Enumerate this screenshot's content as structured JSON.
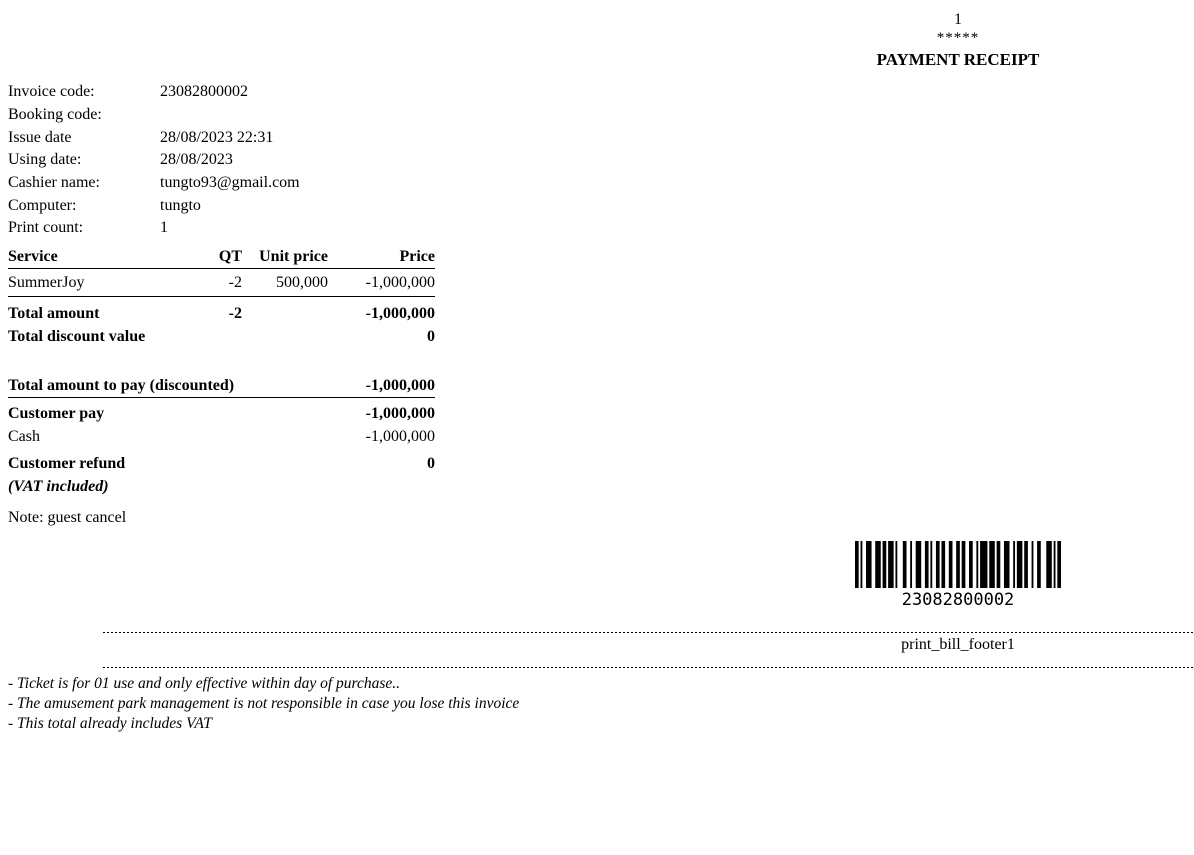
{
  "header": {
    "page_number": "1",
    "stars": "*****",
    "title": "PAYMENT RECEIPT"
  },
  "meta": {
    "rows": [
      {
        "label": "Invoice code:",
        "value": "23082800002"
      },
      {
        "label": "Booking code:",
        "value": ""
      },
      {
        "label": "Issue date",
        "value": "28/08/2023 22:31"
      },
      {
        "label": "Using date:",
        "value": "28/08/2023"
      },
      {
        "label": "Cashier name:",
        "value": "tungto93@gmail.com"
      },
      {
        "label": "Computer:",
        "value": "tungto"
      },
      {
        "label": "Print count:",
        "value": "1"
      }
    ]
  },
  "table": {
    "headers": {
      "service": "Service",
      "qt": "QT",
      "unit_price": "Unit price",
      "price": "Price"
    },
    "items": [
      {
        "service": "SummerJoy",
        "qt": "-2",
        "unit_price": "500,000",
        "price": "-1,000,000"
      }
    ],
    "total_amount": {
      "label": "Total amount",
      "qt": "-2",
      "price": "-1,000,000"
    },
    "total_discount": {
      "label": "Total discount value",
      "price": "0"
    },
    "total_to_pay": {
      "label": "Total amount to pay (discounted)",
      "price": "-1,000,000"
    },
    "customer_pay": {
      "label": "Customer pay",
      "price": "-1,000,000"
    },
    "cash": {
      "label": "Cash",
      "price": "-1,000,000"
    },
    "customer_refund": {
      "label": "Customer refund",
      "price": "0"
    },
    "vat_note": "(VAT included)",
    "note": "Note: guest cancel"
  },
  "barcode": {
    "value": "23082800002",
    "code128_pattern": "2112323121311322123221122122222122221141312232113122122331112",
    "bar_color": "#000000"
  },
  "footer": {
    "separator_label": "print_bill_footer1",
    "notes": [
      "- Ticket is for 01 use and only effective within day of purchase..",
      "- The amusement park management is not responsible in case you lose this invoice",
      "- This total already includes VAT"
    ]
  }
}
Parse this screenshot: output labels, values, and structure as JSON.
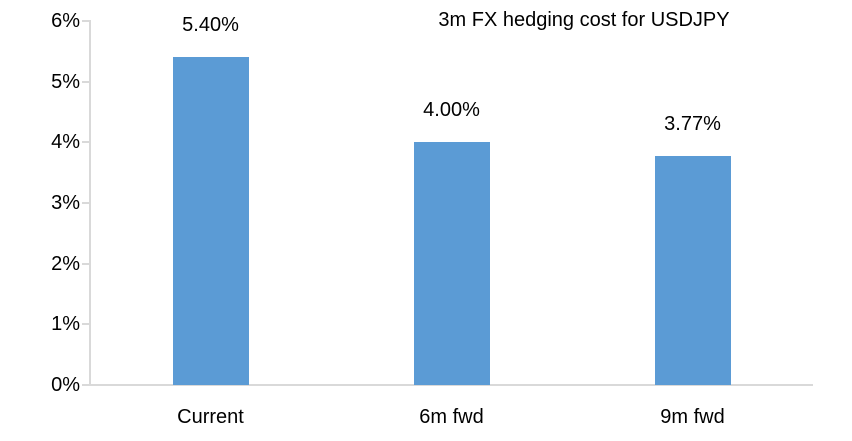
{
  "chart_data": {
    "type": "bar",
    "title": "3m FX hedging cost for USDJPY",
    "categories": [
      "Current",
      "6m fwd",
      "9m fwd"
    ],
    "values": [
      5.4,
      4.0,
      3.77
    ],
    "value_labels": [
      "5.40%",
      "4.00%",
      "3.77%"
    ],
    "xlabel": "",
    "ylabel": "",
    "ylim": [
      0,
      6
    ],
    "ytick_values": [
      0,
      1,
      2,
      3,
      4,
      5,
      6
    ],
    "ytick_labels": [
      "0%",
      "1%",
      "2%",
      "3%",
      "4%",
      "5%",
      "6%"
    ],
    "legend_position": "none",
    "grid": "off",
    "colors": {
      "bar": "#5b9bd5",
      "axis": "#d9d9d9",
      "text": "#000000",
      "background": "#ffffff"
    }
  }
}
------------------------------------
▶ [REQUEST]:
Copy each line above precisely, dropping the pictures.

▶ [THE REPLY]:
Enumerate this screenshot's content as structured JSON.
{
  "header": {
    "page_number": "1",
    "stars": "*****",
    "title": "PAYMENT RECEIPT"
  },
  "meta": {
    "rows": [
      {
        "label": "Invoice code:",
        "value": "23082800002"
      },
      {
        "label": "Booking code:",
        "value": ""
      },
      {
        "label": "Issue date",
        "value": "28/08/2023 22:31"
      },
      {
        "label": "Using date:",
        "value": "28/08/2023"
      },
      {
        "label": "Cashier name:",
        "value": "tungto93@gmail.com"
      },
      {
        "label": "Computer:",
        "value": "tungto"
      },
      {
        "label": "Print count:",
        "value": "1"
      }
    ]
  },
  "table": {
    "headers": {
      "service": "Service",
      "qt": "QT",
      "unit_price": "Unit price",
      "price": "Price"
    },
    "items": [
      {
        "service": "SummerJoy",
        "qt": "-2",
        "unit_price": "500,000",
        "price": "-1,000,000"
      }
    ],
    "total_amount": {
      "label": "Total amount",
      "qt": "-2",
      "price": "-1,000,000"
    },
    "total_discount": {
      "label": "Total discount value",
      "price": "0"
    },
    "total_to_pay": {
      "label": "Total amount to pay (discounted)",
      "price": "-1,000,000"
    },
    "customer_pay": {
      "label": "Customer pay",
      "price": "-1,000,000"
    },
    "cash": {
      "label": "Cash",
      "price": "-1,000,000"
    },
    "customer_refund": {
      "label": "Customer refund",
      "price": "0"
    },
    "vat_note": "(VAT included)",
    "note": "Note: guest cancel"
  },
  "barcode": {
    "value": "23082800002",
    "code128_pattern": "2112323121311322123221122122222122221141312232113122122331112",
    "bar_color": "#000000"
  },
  "footer": {
    "separator_label": "print_bill_footer1",
    "notes": [
      "- Ticket is for 01 use and only effective within day of purchase..",
      "- The amusement park management is not responsible in case you lose this invoice",
      "- This total already includes VAT"
    ]
  }
}
Parse this screenshot: output labels, values, and structure as JSON.
{
  "chart_data": {
    "type": "bar",
    "title": "3m FX hedging cost for USDJPY",
    "categories": [
      "Current",
      "6m fwd",
      "9m fwd"
    ],
    "values": [
      5.4,
      4.0,
      3.77
    ],
    "value_labels": [
      "5.40%",
      "4.00%",
      "3.77%"
    ],
    "xlabel": "",
    "ylabel": "",
    "ylim": [
      0,
      6
    ],
    "ytick_values": [
      0,
      1,
      2,
      3,
      4,
      5,
      6
    ],
    "ytick_labels": [
      "0%",
      "1%",
      "2%",
      "3%",
      "4%",
      "5%",
      "6%"
    ],
    "legend_position": "none",
    "grid": "off",
    "colors": {
      "bar": "#5b9bd5",
      "axis": "#d9d9d9",
      "text": "#000000",
      "background": "#ffffff"
    }
  }
}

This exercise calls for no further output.